● WHAT TO PRODUCE
Copy all of the material word for word, except for the pictures.

(Figure record extracts)
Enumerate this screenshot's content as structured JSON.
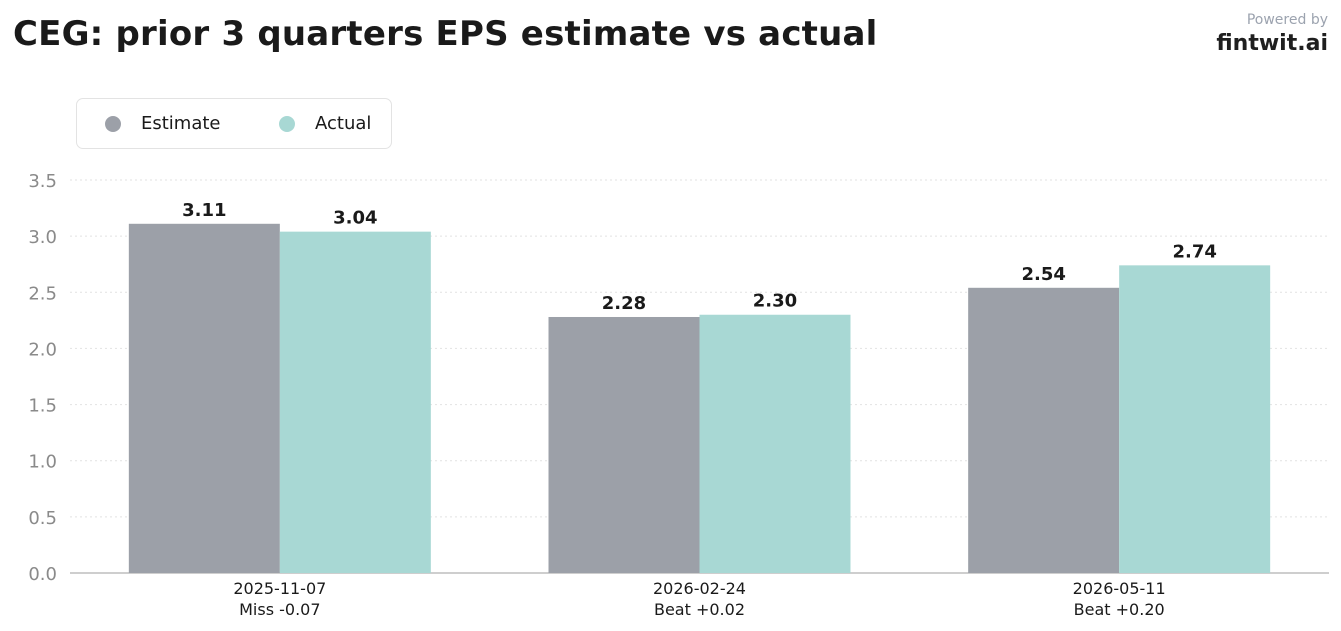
{
  "title": "CEG: prior 3 quarters EPS estimate vs actual",
  "brand": {
    "powered_by": "Powered by",
    "name": "fintwit.ai"
  },
  "legend": {
    "items": [
      {
        "label": "Estimate",
        "color": "#9ca0a8"
      },
      {
        "label": "Actual",
        "color": "#a8d8d4"
      }
    ]
  },
  "chart_data": {
    "type": "bar",
    "title": "CEG: prior 3 quarters EPS estimate vs actual",
    "xlabel": "",
    "ylabel": "",
    "categories": [
      "2025-11-07",
      "2026-02-24",
      "2026-05-11"
    ],
    "category_sublabels": [
      "Miss -0.07",
      "Beat +0.02",
      "Beat +0.20"
    ],
    "series": [
      {
        "name": "Estimate",
        "color": "#9ca0a8",
        "values": [
          3.11,
          2.28,
          2.54
        ],
        "value_labels": [
          "3.11",
          "2.28",
          "2.54"
        ]
      },
      {
        "name": "Actual",
        "color": "#a8d8d4",
        "values": [
          3.04,
          2.3,
          2.74
        ],
        "value_labels": [
          "3.04",
          "2.30",
          "2.74"
        ]
      }
    ],
    "ylim": [
      0,
      3.5
    ],
    "yticks": [
      0.0,
      0.5,
      1.0,
      1.5,
      2.0,
      2.5,
      3.0,
      3.5
    ],
    "ytick_labels": [
      "0.0",
      "0.5",
      "1.0",
      "1.5",
      "2.0",
      "2.5",
      "3.0",
      "3.5"
    ],
    "grid": true,
    "legend_position": "top-left"
  }
}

● ANSWER TO THIS PROBLEM
Enumerate this screenshot's content as structured JSON.
{
  "title": "CEG: prior 3 quarters EPS estimate vs actual",
  "brand": {
    "powered_by": "Powered by",
    "name": "fintwit.ai"
  },
  "legend": {
    "items": [
      {
        "label": "Estimate",
        "color": "#9ca0a8"
      },
      {
        "label": "Actual",
        "color": "#a8d8d4"
      }
    ]
  },
  "chart_data": {
    "type": "bar",
    "title": "CEG: prior 3 quarters EPS estimate vs actual",
    "xlabel": "",
    "ylabel": "",
    "categories": [
      "2025-11-07",
      "2026-02-24",
      "2026-05-11"
    ],
    "category_sublabels": [
      "Miss -0.07",
      "Beat +0.02",
      "Beat +0.20"
    ],
    "series": [
      {
        "name": "Estimate",
        "color": "#9ca0a8",
        "values": [
          3.11,
          2.28,
          2.54
        ],
        "value_labels": [
          "3.11",
          "2.28",
          "2.54"
        ]
      },
      {
        "name": "Actual",
        "color": "#a8d8d4",
        "values": [
          3.04,
          2.3,
          2.74
        ],
        "value_labels": [
          "3.04",
          "2.30",
          "2.74"
        ]
      }
    ],
    "ylim": [
      0,
      3.5
    ],
    "yticks": [
      0.0,
      0.5,
      1.0,
      1.5,
      2.0,
      2.5,
      3.0,
      3.5
    ],
    "ytick_labels": [
      "0.0",
      "0.5",
      "1.0",
      "1.5",
      "2.0",
      "2.5",
      "3.0",
      "3.5"
    ],
    "grid": true,
    "legend_position": "top-left"
  }
}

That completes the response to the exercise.